— start of Record excerpts —
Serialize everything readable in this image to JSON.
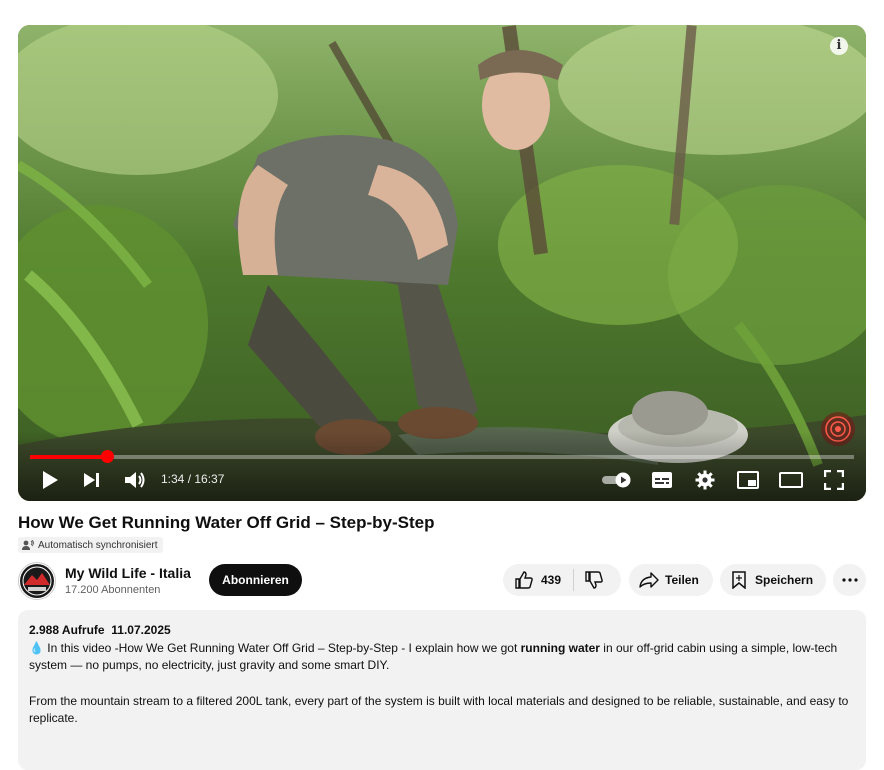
{
  "player": {
    "time_current": "1:34",
    "time_separator": " / ",
    "time_total": "16:37",
    "progress_fraction": 0.094,
    "accent_color": "#ff0000"
  },
  "video": {
    "title": "How We Get Running Water Off Grid – Step-by-Step",
    "caption_badge": "Automatisch synchronisiert"
  },
  "channel": {
    "name": "My Wild Life - Italia",
    "subscribers": "17.200 Abonnenten",
    "subscribe_label": "Abonnieren"
  },
  "actions": {
    "likes": "439",
    "share_label": "Teilen",
    "save_label": "Speichern"
  },
  "description": {
    "views": "2.988 Aufrufe",
    "date": "11.07.2025",
    "emoji": "💧",
    "text_before": " In this video -How We Get Running Water Off Grid – Step-by-Step - I explain how we got ",
    "text_bold": "running water",
    "text_after": " in our off-grid cabin using a simple, low-tech system — no pumps, no electricity, just gravity and some smart DIY.",
    "paragraph2": "From the mountain stream to a filtered 200L tank, every part of the system is built with local materials and designed to be reliable, sustainable, and easy to replicate."
  },
  "icons": {
    "play": "play-icon",
    "next": "next-icon",
    "volume": "volume-icon",
    "autoplay": "autoplay-toggle-icon",
    "subtitles": "subtitles-icon",
    "settings": "gear-icon",
    "miniplayer": "miniplayer-icon",
    "theater": "theater-mode-icon",
    "fullscreen": "fullscreen-icon",
    "like": "thumbs-up-icon",
    "dislike": "thumbs-down-icon",
    "share": "share-arrow-icon",
    "save": "bookmark-icon",
    "more": "more-horizontal-icon"
  }
}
— end of Record excerpts —
The request
Your job is to transcribe the entries above exactly; skip the pictures.

Solution to the problem
Serialize everything readable in this image to JSON.
{
  "player": {
    "time_current": "1:34",
    "time_separator": " / ",
    "time_total": "16:37",
    "progress_fraction": 0.094,
    "accent_color": "#ff0000"
  },
  "video": {
    "title": "How We Get Running Water Off Grid – Step-by-Step",
    "caption_badge": "Automatisch synchronisiert"
  },
  "channel": {
    "name": "My Wild Life - Italia",
    "subscribers": "17.200 Abonnenten",
    "subscribe_label": "Abonnieren"
  },
  "actions": {
    "likes": "439",
    "share_label": "Teilen",
    "save_label": "Speichern"
  },
  "description": {
    "views": "2.988 Aufrufe",
    "date": "11.07.2025",
    "emoji": "💧",
    "text_before": " In this video -How We Get Running Water Off Grid – Step-by-Step - I explain how we got ",
    "text_bold": "running water",
    "text_after": " in our off-grid cabin using a simple, low-tech system — no pumps, no electricity, just gravity and some smart DIY.",
    "paragraph2": "From the mountain stream to a filtered 200L tank, every part of the system is built with local materials and designed to be reliable, sustainable, and easy to replicate."
  },
  "icons": {
    "play": "play-icon",
    "next": "next-icon",
    "volume": "volume-icon",
    "autoplay": "autoplay-toggle-icon",
    "subtitles": "subtitles-icon",
    "settings": "gear-icon",
    "miniplayer": "miniplayer-icon",
    "theater": "theater-mode-icon",
    "fullscreen": "fullscreen-icon",
    "like": "thumbs-up-icon",
    "dislike": "thumbs-down-icon",
    "share": "share-arrow-icon",
    "save": "bookmark-icon",
    "more": "more-horizontal-icon"
  }
}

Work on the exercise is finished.